Collected data entries:
>>>>>

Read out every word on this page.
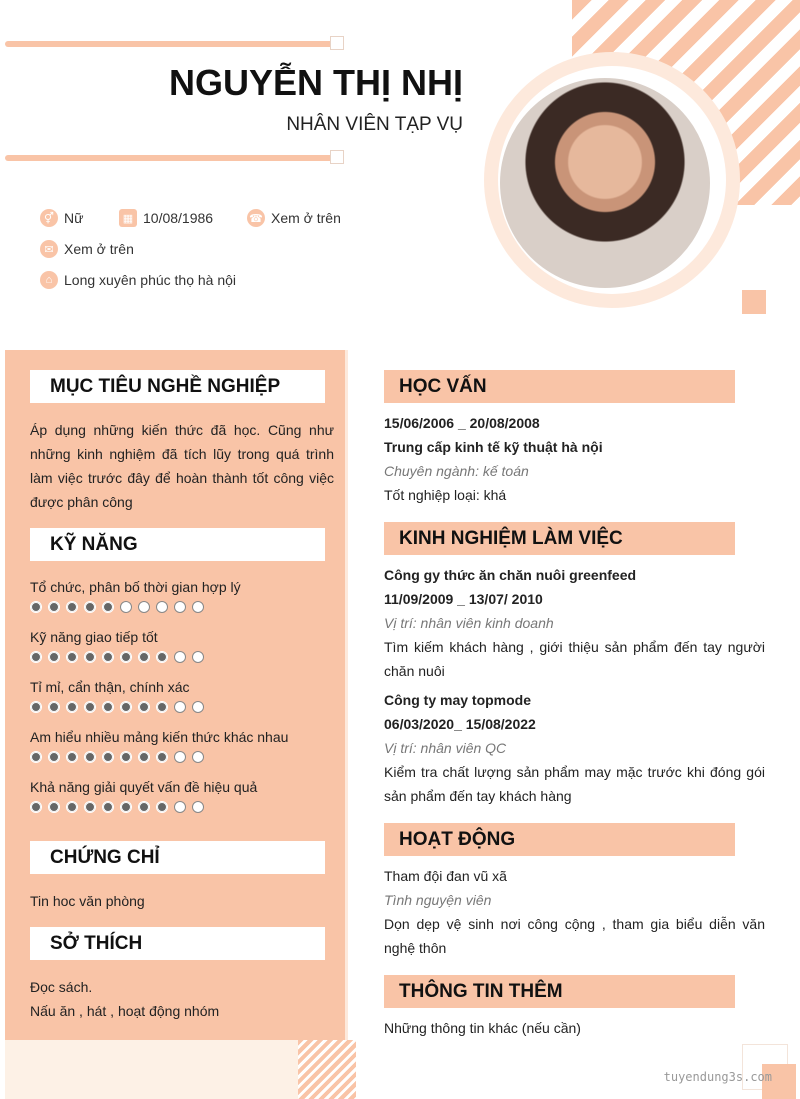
NGUYỄN THỊ NHỊ
NHÂN VIÊN TẠP VỤ
⚥ Nữ	▦ 10/08/1986	☎ Xem ở trên
✉ Xem ở trên
⌂ Long xuyên phúc thọ hà nội
MỤC TIÊU NGHỀ NGHIỆP
Áp dụng những kiến thức đã học. Cũng như những kinh nghiệm đã tích lũy trong quá trình làm việc trước đây để hoàn thành tốt công việc được phân công
KỸ NĂNG
Tổ chức, phân bố thời gian hợp lý
Kỹ năng giao tiếp tốt
Tỉ mỉ, cẩn thận, chính xác
Am hiểu nhiều mảng kiến thức khác nhau
Khả năng giải quyết vấn đề hiệu quả
CHỨNG CHỈ
Tin hoc văn phòng
SỞ THÍCH
Đọc sách.
Nấu ăn , hát , hoạt động nhóm
HỌC VẤN
15/06/2006 _ 20/08/2008
Trung cấp kinh tế kỹ thuật hà nội
Chuyên ngành: kế toán
Tốt nghiệp loại: khá
KINH NGHIỆM LÀM VIỆC
Công gy thức ăn chăn nuôi greenfeed
11/09/2009 _ 13/07/ 2010
Vị trí: nhân viên kinh doanh
Tìm kiếm khách hàng , giới thiệu sản phẩm đến tay người chăn nuôi
Công ty may topmode
06/03/2020_ 15/08/2022
Vị trí: nhân viên QC
Kiểm tra chất lượng sản phẩm may mặc trước khi đóng gói sản phẩm đến tay khách hàng
HOẠT ĐỘNG
Tham đội đan vũ xã
Tình nguyện viên
Dọn dẹp vệ sinh nơi công cộng , tham gia biểu diễn văn nghệ thôn
THÔNG TIN THÊM
Những thông tin khác (nếu cần)
tuyendung3s.com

<<<<<

DIRECTIONS FOR THIS TASK — Of the lines above, how many hold the string "trước"? Answer with only the number.

SOLUTION TO THE EXERCISE — 2